(What you should do) Edit the stretch of the material from its start through the line containing "y-tick-label: 3,000 bbox=[135, 221, 212, 255]" by replacing "line-series" with "plot-line". Reproduce those lines with nothing else changed.

(The records)
*****

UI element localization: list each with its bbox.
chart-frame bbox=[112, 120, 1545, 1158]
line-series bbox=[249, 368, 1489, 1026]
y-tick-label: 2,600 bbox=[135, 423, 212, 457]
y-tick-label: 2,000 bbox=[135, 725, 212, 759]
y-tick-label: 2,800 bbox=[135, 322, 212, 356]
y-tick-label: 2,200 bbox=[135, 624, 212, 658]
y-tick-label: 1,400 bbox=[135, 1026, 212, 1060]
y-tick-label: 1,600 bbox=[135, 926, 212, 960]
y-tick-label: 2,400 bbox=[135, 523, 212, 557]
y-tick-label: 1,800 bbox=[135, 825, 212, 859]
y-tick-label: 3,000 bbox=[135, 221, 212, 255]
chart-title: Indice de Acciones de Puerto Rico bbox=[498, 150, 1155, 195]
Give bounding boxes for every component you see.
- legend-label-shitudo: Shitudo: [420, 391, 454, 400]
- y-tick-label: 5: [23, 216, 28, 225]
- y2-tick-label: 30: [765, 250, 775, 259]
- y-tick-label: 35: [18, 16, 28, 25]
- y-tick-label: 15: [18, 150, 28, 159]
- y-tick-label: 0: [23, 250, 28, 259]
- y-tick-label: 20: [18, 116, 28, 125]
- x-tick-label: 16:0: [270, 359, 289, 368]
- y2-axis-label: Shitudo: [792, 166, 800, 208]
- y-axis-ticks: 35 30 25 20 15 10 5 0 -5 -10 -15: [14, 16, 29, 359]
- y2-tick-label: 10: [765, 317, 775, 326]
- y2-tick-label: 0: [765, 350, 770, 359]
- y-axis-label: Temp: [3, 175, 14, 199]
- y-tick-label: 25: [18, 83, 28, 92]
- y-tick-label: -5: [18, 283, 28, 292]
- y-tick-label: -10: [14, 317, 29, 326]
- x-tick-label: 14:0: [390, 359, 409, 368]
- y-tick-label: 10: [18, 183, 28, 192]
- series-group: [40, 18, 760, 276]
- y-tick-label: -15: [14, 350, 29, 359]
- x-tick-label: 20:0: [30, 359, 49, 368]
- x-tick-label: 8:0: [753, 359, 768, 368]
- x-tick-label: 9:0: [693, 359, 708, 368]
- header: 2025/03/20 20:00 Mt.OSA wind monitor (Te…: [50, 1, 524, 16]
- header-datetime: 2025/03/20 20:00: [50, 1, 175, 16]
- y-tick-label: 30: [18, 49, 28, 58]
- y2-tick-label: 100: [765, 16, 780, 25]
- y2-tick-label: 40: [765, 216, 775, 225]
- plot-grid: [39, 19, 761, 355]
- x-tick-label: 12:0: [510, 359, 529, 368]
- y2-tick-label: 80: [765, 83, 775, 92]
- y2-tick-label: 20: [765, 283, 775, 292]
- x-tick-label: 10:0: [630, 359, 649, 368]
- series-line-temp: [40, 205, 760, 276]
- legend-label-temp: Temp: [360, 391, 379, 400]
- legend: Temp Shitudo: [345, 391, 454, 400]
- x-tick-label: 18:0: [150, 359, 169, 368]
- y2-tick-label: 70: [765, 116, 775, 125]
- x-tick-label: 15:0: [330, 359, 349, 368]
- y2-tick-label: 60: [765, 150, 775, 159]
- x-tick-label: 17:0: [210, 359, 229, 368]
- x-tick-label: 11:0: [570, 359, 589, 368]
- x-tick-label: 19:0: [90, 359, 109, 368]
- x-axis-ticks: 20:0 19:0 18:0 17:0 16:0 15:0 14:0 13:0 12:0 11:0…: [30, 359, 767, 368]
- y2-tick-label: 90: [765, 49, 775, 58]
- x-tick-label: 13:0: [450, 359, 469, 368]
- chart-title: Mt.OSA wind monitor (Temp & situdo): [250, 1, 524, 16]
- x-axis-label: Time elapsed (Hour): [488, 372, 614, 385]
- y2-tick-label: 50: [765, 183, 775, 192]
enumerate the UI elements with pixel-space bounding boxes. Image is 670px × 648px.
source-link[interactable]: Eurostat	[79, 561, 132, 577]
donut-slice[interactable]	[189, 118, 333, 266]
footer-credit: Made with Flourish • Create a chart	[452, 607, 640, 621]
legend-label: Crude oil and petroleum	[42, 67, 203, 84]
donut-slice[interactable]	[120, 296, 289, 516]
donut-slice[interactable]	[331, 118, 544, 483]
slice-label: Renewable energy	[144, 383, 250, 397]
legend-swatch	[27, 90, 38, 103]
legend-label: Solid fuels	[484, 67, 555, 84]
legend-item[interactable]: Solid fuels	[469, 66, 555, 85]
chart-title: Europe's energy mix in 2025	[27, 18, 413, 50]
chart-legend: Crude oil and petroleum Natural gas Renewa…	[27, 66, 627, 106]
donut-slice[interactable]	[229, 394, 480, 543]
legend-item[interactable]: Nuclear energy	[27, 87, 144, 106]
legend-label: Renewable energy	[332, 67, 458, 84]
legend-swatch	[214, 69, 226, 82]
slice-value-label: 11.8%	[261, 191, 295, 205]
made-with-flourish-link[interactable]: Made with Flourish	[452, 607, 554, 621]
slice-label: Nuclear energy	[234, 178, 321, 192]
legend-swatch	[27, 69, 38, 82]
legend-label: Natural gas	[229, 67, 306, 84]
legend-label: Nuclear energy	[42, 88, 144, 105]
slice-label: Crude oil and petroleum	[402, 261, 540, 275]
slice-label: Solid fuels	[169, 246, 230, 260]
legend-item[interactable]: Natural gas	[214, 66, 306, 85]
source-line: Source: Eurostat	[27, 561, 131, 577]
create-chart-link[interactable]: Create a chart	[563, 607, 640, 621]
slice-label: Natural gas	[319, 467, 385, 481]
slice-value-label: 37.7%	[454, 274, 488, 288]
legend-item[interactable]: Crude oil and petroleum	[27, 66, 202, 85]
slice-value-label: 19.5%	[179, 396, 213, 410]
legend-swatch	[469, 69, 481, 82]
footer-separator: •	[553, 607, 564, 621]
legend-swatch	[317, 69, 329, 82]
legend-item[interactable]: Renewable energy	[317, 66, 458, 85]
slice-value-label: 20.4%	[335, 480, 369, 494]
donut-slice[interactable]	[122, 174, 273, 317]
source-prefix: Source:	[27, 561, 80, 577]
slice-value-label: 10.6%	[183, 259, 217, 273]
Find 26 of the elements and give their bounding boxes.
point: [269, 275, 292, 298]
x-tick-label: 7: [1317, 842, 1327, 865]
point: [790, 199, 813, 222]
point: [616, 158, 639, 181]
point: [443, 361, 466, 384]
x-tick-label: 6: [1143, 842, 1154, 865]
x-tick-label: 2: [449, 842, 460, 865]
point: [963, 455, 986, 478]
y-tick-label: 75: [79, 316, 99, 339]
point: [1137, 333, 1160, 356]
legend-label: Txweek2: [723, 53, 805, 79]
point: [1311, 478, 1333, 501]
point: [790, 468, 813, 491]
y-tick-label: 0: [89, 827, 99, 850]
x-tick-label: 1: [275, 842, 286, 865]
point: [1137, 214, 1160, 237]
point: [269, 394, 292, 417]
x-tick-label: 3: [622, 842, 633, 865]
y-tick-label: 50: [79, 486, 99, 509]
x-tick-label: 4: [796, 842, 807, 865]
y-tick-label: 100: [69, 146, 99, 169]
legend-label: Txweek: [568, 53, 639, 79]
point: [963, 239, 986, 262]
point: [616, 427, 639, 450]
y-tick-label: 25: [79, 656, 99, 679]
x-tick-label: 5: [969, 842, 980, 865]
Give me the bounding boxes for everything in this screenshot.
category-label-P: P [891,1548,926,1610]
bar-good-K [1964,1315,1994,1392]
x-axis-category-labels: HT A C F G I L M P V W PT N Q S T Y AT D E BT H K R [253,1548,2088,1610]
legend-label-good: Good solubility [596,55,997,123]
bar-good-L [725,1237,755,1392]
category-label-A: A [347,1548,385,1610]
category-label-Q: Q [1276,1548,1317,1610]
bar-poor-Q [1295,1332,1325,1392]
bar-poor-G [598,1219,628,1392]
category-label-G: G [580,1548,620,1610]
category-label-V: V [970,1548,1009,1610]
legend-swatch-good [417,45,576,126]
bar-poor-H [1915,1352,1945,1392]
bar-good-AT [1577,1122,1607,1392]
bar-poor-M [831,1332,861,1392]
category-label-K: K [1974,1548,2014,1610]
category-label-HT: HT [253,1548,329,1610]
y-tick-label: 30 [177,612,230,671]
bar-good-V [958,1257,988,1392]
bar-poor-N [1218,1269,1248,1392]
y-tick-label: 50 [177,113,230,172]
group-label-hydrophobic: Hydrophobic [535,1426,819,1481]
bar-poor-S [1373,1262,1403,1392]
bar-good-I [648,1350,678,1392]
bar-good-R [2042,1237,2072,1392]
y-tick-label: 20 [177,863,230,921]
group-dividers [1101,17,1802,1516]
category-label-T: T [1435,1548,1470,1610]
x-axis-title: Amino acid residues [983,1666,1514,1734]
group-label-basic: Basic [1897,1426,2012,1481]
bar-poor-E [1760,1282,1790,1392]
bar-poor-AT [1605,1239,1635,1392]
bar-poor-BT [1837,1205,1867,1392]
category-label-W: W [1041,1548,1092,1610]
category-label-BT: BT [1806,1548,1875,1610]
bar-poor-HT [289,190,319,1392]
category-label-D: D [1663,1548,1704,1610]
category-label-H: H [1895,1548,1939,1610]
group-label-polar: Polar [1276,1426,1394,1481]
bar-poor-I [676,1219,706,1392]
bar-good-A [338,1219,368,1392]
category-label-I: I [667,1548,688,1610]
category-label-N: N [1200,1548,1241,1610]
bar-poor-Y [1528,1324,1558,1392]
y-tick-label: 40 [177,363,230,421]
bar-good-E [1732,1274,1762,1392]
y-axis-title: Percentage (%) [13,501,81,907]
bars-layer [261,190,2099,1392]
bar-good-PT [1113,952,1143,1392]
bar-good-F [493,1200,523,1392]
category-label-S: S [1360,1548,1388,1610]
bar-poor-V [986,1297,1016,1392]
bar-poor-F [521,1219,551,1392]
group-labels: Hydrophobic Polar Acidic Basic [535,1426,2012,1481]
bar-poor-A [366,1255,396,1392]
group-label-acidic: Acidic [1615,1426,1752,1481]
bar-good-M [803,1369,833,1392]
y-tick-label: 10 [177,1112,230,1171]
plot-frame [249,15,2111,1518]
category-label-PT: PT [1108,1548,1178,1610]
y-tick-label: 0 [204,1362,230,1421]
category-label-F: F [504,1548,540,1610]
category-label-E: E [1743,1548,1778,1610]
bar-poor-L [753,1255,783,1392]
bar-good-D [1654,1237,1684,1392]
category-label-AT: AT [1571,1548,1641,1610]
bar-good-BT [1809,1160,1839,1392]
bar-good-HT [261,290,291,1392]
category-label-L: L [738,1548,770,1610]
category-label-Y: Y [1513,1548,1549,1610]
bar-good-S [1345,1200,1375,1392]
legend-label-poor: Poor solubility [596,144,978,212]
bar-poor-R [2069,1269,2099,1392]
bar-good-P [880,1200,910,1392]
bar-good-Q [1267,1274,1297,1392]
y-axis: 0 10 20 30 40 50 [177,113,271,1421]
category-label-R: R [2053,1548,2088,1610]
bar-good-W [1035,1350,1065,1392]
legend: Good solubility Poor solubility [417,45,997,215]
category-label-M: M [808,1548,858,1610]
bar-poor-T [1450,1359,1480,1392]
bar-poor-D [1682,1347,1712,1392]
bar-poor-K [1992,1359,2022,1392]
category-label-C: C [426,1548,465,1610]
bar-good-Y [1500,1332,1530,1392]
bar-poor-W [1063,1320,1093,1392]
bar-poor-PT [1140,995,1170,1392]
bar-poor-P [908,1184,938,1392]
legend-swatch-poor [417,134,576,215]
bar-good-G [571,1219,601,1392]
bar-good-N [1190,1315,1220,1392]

*****

(Response below)
UI element localization: list each with its bbox.
chart-frame bbox=[112, 120, 1545, 1158]
plot-line bbox=[249, 368, 1489, 1026]
y-tick-label: 2,600 bbox=[135, 423, 212, 457]
y-tick-label: 2,000 bbox=[135, 725, 212, 759]
y-tick-label: 2,800 bbox=[135, 322, 212, 356]
y-tick-label: 2,200 bbox=[135, 624, 212, 658]
y-tick-label: 1,400 bbox=[135, 1026, 212, 1060]
y-tick-label: 1,600 bbox=[135, 926, 212, 960]
y-tick-label: 2,400 bbox=[135, 523, 212, 557]
y-tick-label: 1,800 bbox=[135, 825, 212, 859]
y-tick-label: 3,000 bbox=[135, 221, 212, 255]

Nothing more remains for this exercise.